**The exercise**
Give the records back in full, exactly as they read.

** start of Material for this task **

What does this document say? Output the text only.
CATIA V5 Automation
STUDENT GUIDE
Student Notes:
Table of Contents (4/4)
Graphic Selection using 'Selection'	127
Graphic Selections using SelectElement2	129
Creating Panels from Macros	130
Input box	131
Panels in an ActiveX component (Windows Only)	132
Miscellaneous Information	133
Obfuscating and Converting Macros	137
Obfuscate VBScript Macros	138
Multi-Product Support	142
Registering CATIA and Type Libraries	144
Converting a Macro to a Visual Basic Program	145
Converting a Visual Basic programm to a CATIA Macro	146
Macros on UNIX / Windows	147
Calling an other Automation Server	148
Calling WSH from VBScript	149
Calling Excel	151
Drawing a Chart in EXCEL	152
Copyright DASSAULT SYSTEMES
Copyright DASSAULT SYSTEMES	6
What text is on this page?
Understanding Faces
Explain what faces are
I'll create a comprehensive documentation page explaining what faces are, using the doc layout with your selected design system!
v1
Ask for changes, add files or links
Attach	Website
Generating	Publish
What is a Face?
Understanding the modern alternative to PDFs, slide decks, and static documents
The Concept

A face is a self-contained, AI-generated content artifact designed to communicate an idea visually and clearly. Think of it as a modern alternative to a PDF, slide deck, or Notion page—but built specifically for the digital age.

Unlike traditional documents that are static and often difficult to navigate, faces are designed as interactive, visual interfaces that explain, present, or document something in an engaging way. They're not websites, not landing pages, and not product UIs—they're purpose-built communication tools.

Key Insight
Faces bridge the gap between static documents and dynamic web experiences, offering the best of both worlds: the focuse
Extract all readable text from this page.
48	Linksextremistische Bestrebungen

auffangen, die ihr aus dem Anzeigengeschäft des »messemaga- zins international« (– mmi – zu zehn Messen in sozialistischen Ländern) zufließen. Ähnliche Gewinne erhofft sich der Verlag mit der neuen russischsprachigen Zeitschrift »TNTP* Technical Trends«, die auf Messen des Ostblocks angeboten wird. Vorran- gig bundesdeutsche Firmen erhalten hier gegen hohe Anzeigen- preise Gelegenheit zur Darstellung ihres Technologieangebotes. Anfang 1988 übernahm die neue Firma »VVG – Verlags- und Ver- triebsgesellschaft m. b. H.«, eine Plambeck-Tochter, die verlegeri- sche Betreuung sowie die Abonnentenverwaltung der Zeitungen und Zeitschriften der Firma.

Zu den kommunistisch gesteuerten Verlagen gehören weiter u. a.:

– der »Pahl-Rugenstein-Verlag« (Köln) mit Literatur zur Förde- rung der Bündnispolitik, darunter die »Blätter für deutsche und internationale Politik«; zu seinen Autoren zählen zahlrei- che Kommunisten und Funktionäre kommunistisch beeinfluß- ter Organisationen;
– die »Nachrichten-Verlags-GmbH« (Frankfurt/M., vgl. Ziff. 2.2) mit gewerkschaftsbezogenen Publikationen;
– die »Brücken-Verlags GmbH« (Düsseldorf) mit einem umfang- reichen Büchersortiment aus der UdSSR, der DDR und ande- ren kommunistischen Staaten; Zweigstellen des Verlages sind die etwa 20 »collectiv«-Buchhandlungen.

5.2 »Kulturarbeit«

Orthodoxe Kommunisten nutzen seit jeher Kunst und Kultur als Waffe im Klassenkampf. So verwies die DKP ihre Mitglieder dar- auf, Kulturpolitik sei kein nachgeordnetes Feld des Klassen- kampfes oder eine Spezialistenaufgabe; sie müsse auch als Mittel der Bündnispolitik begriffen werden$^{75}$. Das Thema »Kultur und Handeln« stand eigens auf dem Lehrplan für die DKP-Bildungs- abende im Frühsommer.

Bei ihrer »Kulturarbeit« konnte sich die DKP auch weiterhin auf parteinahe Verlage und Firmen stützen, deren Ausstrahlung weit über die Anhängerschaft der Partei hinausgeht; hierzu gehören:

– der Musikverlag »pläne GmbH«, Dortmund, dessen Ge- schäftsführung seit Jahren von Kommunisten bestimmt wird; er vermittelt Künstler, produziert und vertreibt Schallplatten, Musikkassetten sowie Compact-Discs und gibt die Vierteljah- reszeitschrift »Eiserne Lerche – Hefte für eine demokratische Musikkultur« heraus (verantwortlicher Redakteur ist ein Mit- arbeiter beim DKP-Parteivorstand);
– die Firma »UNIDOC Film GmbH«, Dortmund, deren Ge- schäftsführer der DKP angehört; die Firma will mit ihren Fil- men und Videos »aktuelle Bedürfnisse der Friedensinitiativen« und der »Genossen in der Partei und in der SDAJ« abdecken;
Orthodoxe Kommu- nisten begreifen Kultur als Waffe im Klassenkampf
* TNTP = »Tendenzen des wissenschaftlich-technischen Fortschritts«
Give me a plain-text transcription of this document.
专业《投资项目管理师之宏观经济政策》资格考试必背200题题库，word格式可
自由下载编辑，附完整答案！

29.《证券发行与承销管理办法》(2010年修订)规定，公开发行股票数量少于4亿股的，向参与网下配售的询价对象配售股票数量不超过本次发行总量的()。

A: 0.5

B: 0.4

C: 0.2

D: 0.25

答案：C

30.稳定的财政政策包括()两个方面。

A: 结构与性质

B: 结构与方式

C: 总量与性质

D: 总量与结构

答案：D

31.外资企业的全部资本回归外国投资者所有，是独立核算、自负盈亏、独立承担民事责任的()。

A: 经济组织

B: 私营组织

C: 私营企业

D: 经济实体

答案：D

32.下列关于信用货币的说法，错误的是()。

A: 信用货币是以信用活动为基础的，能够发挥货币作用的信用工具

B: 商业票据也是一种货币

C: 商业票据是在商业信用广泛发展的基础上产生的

** end of Material for this task **

**Task solution**
What does this document say? Output the text only.
CATIA V5 Automation
STUDENT GUIDE
Student Notes:
Table of Contents (4/4)
Graphic Selection using 'Selection'	127
Graphic Selections using SelectElement2	129
Creating Panels from Macros	130
Input box	131
Panels in an ActiveX component (Windows Only)	132
Miscellaneous Information	133
Obfuscating and Converting Macros	137
Obfuscate VBScript Macros	138
Multi-Product Support	142
Registering CATIA and Type Libraries	144
Converting a Macro to a Visual Basic Program	145
Converting a Visual Basic programm to a CATIA Macro	146
Macros on UNIX / Windows	147
Calling an other Automation Server	148
Calling WSH from VBScript	149
Calling Excel	151
Drawing a Chart in EXCEL	152
Copyright DASSAULT SYSTEMES
Copyright DASSAULT SYSTEMES	6
What text is on this page?
Understanding Faces
Explain what faces are
I'll create a comprehensive documentation page explaining what faces are, using the doc layout with your selected design system!
v1
Ask for changes, add files or links
Attach	Website
Generating	Publish
What is a Face?
Understanding the modern alternative to PDFs, slide decks, and static documents
The Concept

A face is a self-contained, AI-generated content artifact designed to communicate an idea visually and clearly. Think of it as a modern alternative to a PDF, slide deck, or Notion page—but built specifically for the digital age.

Unlike traditional documents that are static and often difficult to navigate, faces are designed as interactive, visual interfaces that explain, present, or document something in an engaging way. They're not websites, not landing pages, and not product UIs—they're purpose-built communication tools.

Key Insight
Faces bridge the gap between static documents and dynamic web experiences, offering the best of both worlds: the focuse
Extract all readable text from this page.
48	Linksextremistische Bestrebungen

auffangen, die ihr aus dem Anzeigengeschäft des »messemaga- zins international« (– mmi – zu zehn Messen in sozialistischen Ländern) zufließen. Ähnliche Gewinne erhofft sich der Verlag mit der neuen russischsprachigen Zeitschrift »TNTP* Technical Trends«, die auf Messen des Ostblocks angeboten wird. Vorran- gig bundesdeutsche Firmen erhalten hier gegen hohe Anzeigen- preise Gelegenheit zur Darstellung ihres Technologieangebotes. Anfang 1988 übernahm die neue Firma »VVG – Verlags- und Ver- triebsgesellschaft m. b. H.«, eine Plambeck-Tochter, die verlegeri- sche Betreuung sowie die Abonnentenverwaltung der Zeitungen und Zeitschriften der Firma.

Zu den kommunistisch gesteuerten Verlagen gehören weiter u. a.:

– der »Pahl-Rugenstein-Verlag« (Köln) mit Literatur zur Förde- rung der Bündnispolitik, darunter die »Blätter für deutsche und internationale Politik«; zu seinen Autoren zählen zahlrei- che Kommunisten und Funktionäre kommunistisch beeinfluß- ter Organisationen;
– die »Nachrichten-Verlags-GmbH« (Frankfurt/M., vgl. Ziff. 2.2) mit gewerkschaftsbezogenen Publikationen;
– die »Brücken-Verlags GmbH« (Düsseldorf) mit einem umfang- reichen Büchersortiment aus der UdSSR, der DDR und ande- ren kommunistischen Staaten; Zweigstellen des Verlages sind die etwa 20 »collectiv«-Buchhandlungen.

5.2 »Kulturarbeit«

Orthodoxe Kommunisten nutzen seit jeher Kunst und Kultur als Waffe im Klassenkampf. So verwies die DKP ihre Mitglieder dar- auf, Kulturpolitik sei kein nachgeordnetes Feld des Klassen- kampfes oder eine Spezialistenaufgabe; sie müsse auch als Mittel der Bündnispolitik begriffen werden$^{75}$. Das Thema »Kultur und Handeln« stand eigens auf dem Lehrplan für die DKP-Bildungs- abende im Frühsommer.

Bei ihrer »Kulturarbeit« konnte sich die DKP auch weiterhin auf parteinahe Verlage und Firmen stützen, deren Ausstrahlung weit über die Anhängerschaft der Partei hinausgeht; hierzu gehören:

– der Musikverlag »pläne GmbH«, Dortmund, dessen Ge- schäftsführung seit Jahren von Kommunisten bestimmt wird; er vermittelt Künstler, produziert und vertreibt Schallplatten, Musikkassetten sowie Compact-Discs und gibt die Vierteljah- reszeitschrift »Eiserne Lerche – Hefte für eine demokratische Musikkultur« heraus (verantwortlicher Redakteur ist ein Mit- arbeiter beim DKP-Parteivorstand);
– die Firma »UNIDOC Film GmbH«, Dortmund, deren Ge- schäftsführer der DKP angehört; die Firma will mit ihren Fil- men und Videos »aktuelle Bedürfnisse der Friedensinitiativen« und der »Genossen in der Partei und in der SDAJ« abdecken;
Orthodoxe Kommu- nisten begreifen Kultur als Waffe im Klassenkampf
* TNTP = »Tendenzen des wissenschaftlich-technischen Fortschritts«
Give me a plain-text transcription of this document.
专业《投资项目管理师之宏观经济政策》资格考试必背200题题库，word格式可
自由下载编辑，附完整答案！

29.《证券发行与承销管理办法》(2010年修订)规定，公开发行股票数量少于4亿股的，向参与网下配售的询价对象配售股票数量不超过本次发行总量的()。

A: 0.5

B: 0.4

C: 0.2

D: 0.25

答案：C

30.稳定的财政政策包括()两个方面。

A: 结构与性质

B: 结构与方式

C: 总量与性质

D: 总量与结构

答案：D

31.外资企业的全部资本回归外国投资者所有，是独立核算、自负盈亏、独立承担民事责任的()。

A: 经济组织

B: 私营组织

C: 私营企业

D: 经济实体

答案：D

32.下列关于信用货币的说法，错误的是()。

A: 信用货币是以信用活动为基础的，能够发挥货币作用的信用工具

B: 商业票据也是一种货币

C: 商业票据是在商业信用广泛发展的基础上产生的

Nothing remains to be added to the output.